Dataset rows:
══════════
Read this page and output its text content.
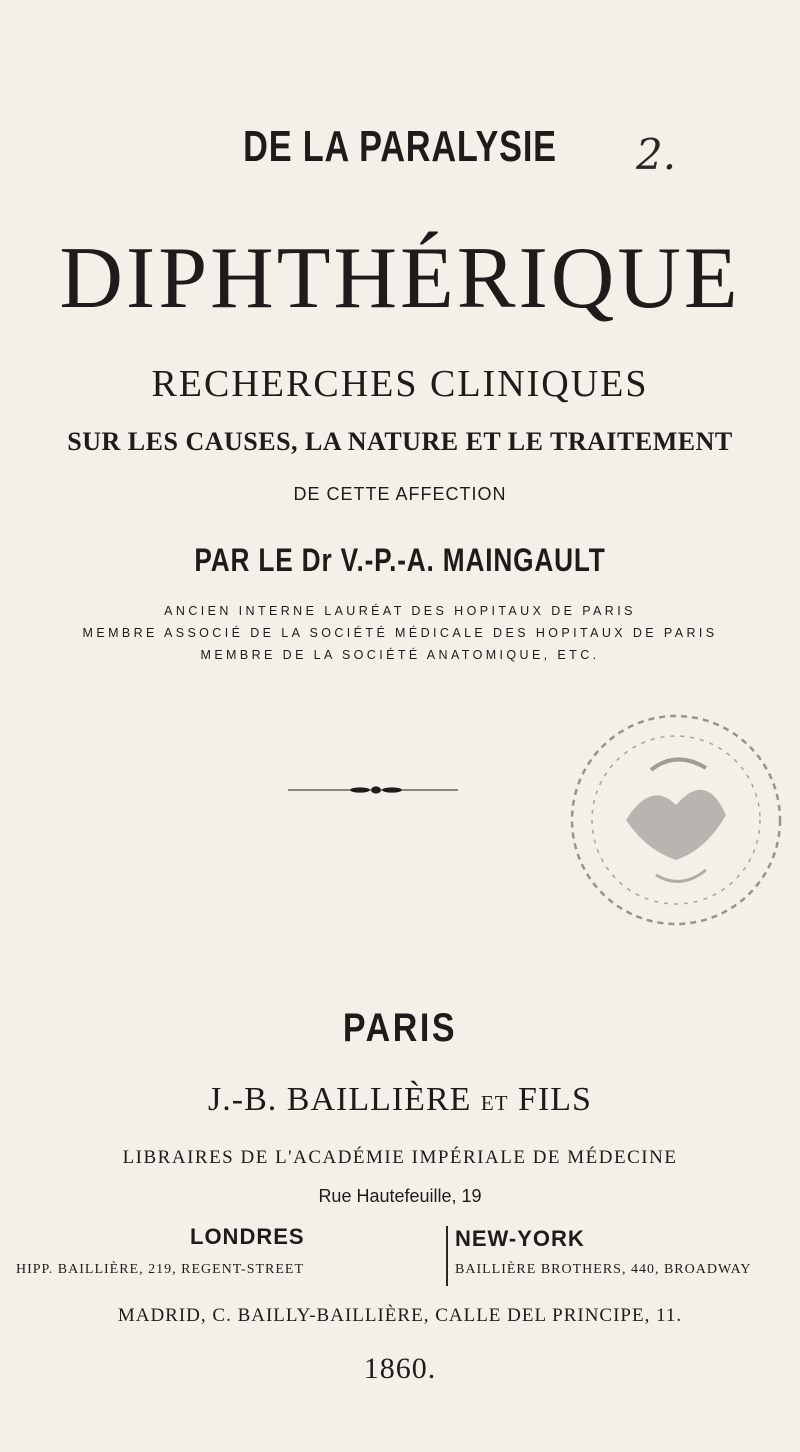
DE LA PARALYSIE	2.
DIPHTHÉRIQUE
RECHERCHES CLINIQUES
SUR LES CAUSES, LA NATURE ET LE TRAITEMENT
DE CETTE AFFECTION
PAR LE Dr V.-P.-A. MAINGAULT
ANCIEN INTERNE LAURÉAT DES HOPITAUX DE PARIS
MEMBRE ASSOCIÉ DE LA SOCIÉTÉ MÉDICALE DES HOPITAUX DE PARIS
MEMBRE DE LA SOCIÉTÉ ANATOMIQUE, ETC.
PARIS
J.-B. BAILLIÈRE ET FILS
LIBRAIRES DE L'ACADÉMIE IMPÉRIALE DE MÉDECINE
Rue Hautefeuille, 19
LONDRES	NEW-YORK
HIPP. BAILLIÈRE, 219, REGENT-STREET	BAILLIÈRE BROTHERS, 440, BROADWAY
MADRID, C. BAILLY-BAILLIÈRE, CALLE DEL PRINCIPE, 11.
1860.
══════════
All preceding records should be duplicated verbatim, images excepted.

Full solution:
Read this page and output its text content.
DE LA PARALYSIE	2.
DIPHTHÉRIQUE
RECHERCHES CLINIQUES
SUR LES CAUSES, LA NATURE ET LE TRAITEMENT
DE CETTE AFFECTION
PAR LE Dr V.-P.-A. MAINGAULT
ANCIEN INTERNE LAURÉAT DES HOPITAUX DE PARIS
MEMBRE ASSOCIÉ DE LA SOCIÉTÉ MÉDICALE DES HOPITAUX DE PARIS
MEMBRE DE LA SOCIÉTÉ ANATOMIQUE, ETC.
PARIS
J.-B. BAILLIÈRE ET FILS
LIBRAIRES DE L'ACADÉMIE IMPÉRIALE DE MÉDECINE
Rue Hautefeuille, 19
LONDRES	NEW-YORK
HIPP. BAILLIÈRE, 219, REGENT-STREET	BAILLIÈRE BROTHERS, 440, BROADWAY
MADRID, C. BAILLY-BAILLIÈRE, CALLE DEL PRINCIPE, 11.
1860.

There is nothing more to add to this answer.